[Extracted data entries]
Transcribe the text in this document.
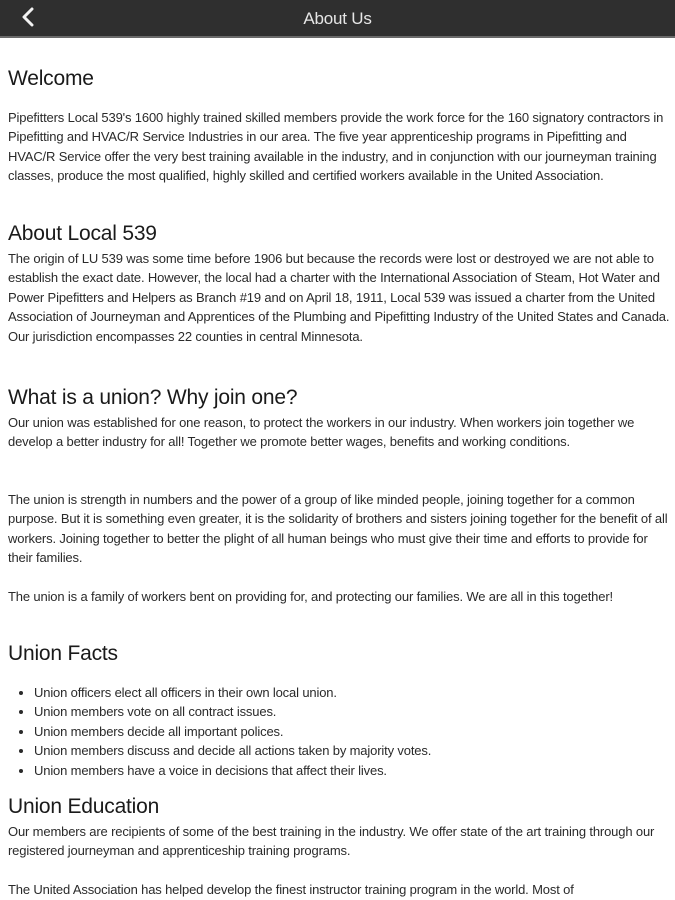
About Us
Welcome

Pipefitters Local 539's 1600 highly trained skilled members provide the work force for the 160 signatory contractors in Pipefitting and HVAC/R Service Industries in our area. The five year apprenticeship programs in Pipefitting and HVAC/R Service offer the very best training available in the industry, and in conjunction with our journeyman training classes, produce the most qualified, highly skilled and certified workers available in the United Association.

About Local 539

The origin of LU 539 was some time before 1906 but because the records were lost or destroyed we are not able to establish the exact date. However, the local had a charter with the International Association of Steam, Hot Water and Power Pipefitters and Helpers as Branch #19 and on April 18, 1911, Local 539 was issued a charter from the United Association of Journeyman and Apprentices of the Plumbing and Pipefitting Industry of the United States and Canada. Our jurisdiction encompasses 22 counties in central Minnesota.

What is a union? Why join one?

Our union was established for one reason, to protect the workers in our industry. When workers join together we develop a better industry for all! Together we promote better wages, benefits and working conditions.

The union is strength in numbers and the power of a group of like minded people, joining together for a common purpose. But it is something even greater, it is the solidarity of brothers and sisters joining together for the benefit of all workers. Joining together to better the plight of all human beings who must give their time and efforts to provide for their families.

The union is a family of workers bent on providing for, and protecting our families. We are all in this together!

Union Facts
• Union officers elect all officers in their own local union.
• Union members vote on all contract issues.
• Union members decide all important polices.
• Union members discuss and decide all actions taken by majority votes.
• Union members have a voice in decisions that affect their lives.
Union Education

Our members are recipients of some of the best training in the industry. We offer state of the art training through our registered journeyman and apprenticeship training programs.

The United Association has helped develop the finest instructor training program in the world. Most of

• Exercise prompt: Every line is to be duplicated exactly, though pictures stay out.

• The reply:
Transcribe the text in this document.
About Us
Welcome

Pipefitters Local 539's 1600 highly trained skilled members provide the work force for the 160 signatory contractors in Pipefitting and HVAC/R Service Industries in our area. The five year apprenticeship programs in Pipefitting and HVAC/R Service offer the very best training available in the industry, and in conjunction with our journeyman training classes, produce the most qualified, highly skilled and certified workers available in the United Association.

About Local 539

The origin of LU 539 was some time before 1906 but because the records were lost or destroyed we are not able to establish the exact date. However, the local had a charter with the International Association of Steam, Hot Water and Power Pipefitters and Helpers as Branch #19 and on April 18, 1911, Local 539 was issued a charter from the United Association of Journeyman and Apprentices of the Plumbing and Pipefitting Industry of the United States and Canada. Our jurisdiction encompasses 22 counties in central Minnesota.

What is a union? Why join one?

Our union was established for one reason, to protect the workers in our industry. When workers join together we develop a better industry for all! Together we promote better wages, benefits and working conditions.

The union is strength in numbers and the power of a group of like minded people, joining together for a common purpose. But it is something even greater, it is the solidarity of brothers and sisters joining together for the benefit of all workers. Joining together to better the plight of all human beings who must give their time and efforts to provide for their families.

The union is a family of workers bent on providing for, and protecting our families. We are all in this together!

Union Facts
• Union officers elect all officers in their own local union.
• Union members vote on all contract issues.
• Union members decide all important polices.
• Union members discuss and decide all actions taken by majority votes.
• Union members have a voice in decisions that affect their lives.
Union Education

Our members are recipients of some of the best training in the industry. We offer state of the art training through our registered journeyman and apprenticeship training programs.

The United Association has helped develop the finest instructor training program in the world. Most of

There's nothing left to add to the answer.